[Dataset items]

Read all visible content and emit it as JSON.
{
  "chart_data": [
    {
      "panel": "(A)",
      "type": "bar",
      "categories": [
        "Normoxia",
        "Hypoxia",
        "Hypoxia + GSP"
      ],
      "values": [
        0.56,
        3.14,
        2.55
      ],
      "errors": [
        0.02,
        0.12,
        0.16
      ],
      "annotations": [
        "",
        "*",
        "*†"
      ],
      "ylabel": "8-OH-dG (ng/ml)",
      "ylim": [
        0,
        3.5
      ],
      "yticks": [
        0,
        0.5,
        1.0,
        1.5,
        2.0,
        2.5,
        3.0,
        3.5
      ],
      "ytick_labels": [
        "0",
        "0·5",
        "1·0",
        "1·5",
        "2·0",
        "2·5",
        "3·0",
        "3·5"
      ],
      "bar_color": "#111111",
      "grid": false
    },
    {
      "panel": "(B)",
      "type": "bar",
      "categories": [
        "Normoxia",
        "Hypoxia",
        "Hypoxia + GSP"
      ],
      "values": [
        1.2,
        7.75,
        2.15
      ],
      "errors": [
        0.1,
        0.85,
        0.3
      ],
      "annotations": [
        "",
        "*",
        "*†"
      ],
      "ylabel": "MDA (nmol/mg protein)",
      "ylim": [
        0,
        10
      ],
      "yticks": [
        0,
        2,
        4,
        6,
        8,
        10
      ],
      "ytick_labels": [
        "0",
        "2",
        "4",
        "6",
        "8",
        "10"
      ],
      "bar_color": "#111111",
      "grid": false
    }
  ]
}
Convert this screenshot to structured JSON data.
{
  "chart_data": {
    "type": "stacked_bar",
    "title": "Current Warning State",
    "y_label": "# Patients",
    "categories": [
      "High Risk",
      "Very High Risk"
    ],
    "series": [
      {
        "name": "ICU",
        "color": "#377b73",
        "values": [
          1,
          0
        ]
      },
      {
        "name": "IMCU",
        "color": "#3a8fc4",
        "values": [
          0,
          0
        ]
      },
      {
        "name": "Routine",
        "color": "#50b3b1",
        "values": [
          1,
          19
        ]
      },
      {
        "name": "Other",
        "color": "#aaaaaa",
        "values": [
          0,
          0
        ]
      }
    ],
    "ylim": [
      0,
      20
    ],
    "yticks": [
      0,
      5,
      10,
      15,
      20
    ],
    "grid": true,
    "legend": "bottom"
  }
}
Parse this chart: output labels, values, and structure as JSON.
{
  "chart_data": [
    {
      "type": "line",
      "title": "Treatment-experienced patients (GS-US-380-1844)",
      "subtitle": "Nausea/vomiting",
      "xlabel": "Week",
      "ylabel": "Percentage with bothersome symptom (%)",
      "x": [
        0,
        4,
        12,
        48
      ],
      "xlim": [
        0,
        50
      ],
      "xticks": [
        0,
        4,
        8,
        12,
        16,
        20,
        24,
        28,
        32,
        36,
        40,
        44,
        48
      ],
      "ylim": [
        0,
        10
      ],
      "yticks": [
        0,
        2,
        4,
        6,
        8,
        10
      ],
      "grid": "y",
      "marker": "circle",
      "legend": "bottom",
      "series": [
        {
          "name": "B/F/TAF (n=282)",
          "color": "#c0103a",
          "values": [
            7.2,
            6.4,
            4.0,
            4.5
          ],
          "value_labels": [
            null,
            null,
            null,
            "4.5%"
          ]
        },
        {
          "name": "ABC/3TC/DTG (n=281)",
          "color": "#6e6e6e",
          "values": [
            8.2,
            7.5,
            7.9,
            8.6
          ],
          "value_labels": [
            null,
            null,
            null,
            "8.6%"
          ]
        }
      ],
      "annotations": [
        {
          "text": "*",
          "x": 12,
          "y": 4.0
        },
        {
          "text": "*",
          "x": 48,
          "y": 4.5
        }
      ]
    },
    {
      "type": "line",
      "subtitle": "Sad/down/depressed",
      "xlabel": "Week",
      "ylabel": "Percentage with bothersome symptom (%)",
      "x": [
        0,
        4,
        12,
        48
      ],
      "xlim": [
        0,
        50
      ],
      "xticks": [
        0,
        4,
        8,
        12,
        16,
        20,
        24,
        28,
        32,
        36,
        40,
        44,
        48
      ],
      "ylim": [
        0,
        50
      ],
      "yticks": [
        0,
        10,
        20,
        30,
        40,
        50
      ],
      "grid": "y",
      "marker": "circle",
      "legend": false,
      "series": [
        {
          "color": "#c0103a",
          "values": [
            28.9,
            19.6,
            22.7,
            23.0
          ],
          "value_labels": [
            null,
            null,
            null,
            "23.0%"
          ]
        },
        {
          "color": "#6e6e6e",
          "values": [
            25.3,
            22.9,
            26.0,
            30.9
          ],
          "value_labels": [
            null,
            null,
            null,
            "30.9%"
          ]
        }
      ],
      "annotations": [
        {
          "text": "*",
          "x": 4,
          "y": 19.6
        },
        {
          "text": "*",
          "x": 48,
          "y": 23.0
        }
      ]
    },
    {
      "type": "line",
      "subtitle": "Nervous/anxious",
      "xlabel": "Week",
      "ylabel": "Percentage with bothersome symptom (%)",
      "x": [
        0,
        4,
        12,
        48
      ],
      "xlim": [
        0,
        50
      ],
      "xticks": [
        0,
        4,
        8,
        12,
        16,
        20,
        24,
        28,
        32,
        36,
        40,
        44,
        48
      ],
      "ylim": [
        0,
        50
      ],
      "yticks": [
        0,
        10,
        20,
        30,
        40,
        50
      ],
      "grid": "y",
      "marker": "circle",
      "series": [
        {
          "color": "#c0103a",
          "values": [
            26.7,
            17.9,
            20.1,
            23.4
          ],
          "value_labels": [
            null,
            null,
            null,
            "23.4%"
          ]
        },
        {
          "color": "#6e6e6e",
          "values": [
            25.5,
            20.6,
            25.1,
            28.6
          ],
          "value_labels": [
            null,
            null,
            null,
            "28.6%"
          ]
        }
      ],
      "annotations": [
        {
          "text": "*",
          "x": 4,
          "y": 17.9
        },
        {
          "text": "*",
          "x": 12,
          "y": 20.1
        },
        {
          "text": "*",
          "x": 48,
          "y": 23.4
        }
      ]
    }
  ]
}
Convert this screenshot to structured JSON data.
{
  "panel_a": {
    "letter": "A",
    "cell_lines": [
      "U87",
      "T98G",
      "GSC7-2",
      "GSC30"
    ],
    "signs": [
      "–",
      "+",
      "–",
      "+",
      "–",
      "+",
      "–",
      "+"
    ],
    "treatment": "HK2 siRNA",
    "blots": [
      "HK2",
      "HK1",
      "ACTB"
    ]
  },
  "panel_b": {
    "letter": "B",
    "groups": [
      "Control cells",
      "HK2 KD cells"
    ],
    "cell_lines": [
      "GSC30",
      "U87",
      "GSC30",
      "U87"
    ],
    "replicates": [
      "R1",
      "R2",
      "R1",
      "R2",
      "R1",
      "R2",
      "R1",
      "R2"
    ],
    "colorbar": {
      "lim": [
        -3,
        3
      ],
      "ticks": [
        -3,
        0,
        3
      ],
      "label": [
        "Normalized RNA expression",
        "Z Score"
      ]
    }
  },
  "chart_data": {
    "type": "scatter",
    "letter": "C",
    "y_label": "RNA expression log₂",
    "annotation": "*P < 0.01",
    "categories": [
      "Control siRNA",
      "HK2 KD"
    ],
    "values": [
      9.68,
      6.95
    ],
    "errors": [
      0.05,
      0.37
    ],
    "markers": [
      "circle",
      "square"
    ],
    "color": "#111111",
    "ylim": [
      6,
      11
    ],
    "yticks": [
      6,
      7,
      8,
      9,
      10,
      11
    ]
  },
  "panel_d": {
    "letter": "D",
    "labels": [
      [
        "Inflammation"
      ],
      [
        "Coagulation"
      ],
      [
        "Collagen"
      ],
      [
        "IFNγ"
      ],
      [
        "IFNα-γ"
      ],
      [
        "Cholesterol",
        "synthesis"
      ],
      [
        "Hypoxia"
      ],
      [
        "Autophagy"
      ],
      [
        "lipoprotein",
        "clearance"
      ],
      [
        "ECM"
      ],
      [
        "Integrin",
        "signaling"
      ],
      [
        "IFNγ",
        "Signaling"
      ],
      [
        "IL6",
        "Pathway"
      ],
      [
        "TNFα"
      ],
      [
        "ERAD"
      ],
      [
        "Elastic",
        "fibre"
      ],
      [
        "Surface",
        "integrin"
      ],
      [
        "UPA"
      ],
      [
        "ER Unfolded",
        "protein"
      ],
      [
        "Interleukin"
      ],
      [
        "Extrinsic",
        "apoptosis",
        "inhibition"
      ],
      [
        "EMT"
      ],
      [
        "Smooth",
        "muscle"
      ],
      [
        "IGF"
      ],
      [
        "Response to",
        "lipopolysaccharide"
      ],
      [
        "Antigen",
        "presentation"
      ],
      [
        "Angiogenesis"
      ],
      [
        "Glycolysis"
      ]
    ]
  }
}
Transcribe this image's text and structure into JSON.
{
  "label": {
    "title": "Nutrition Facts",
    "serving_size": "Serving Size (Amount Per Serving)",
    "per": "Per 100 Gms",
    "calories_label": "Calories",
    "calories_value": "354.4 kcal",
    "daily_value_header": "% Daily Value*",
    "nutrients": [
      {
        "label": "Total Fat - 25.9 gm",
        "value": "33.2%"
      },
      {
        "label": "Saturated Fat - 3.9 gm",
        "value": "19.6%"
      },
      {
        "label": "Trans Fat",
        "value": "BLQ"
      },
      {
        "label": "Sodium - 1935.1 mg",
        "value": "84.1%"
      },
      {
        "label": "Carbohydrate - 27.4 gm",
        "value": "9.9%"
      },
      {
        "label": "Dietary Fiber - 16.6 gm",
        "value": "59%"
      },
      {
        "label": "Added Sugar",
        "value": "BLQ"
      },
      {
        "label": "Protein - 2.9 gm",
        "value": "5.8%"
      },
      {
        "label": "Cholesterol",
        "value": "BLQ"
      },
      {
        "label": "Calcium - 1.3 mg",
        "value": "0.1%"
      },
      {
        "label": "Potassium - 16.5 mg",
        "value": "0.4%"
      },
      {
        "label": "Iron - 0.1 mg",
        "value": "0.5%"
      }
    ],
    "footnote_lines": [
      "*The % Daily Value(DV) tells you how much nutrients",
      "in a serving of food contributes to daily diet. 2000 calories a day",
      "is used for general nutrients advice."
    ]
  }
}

What to produce: For the string "name", filter the data and copy out each line where it occurs.

Exercise output:
        "name": "ICU",
        "name": "IMCU",
        "name": "Routine",
        "name": "Other",
          "name": "B/F/TAF (n=282)",
          "name": "ABC/3TC/DTG (n=281)",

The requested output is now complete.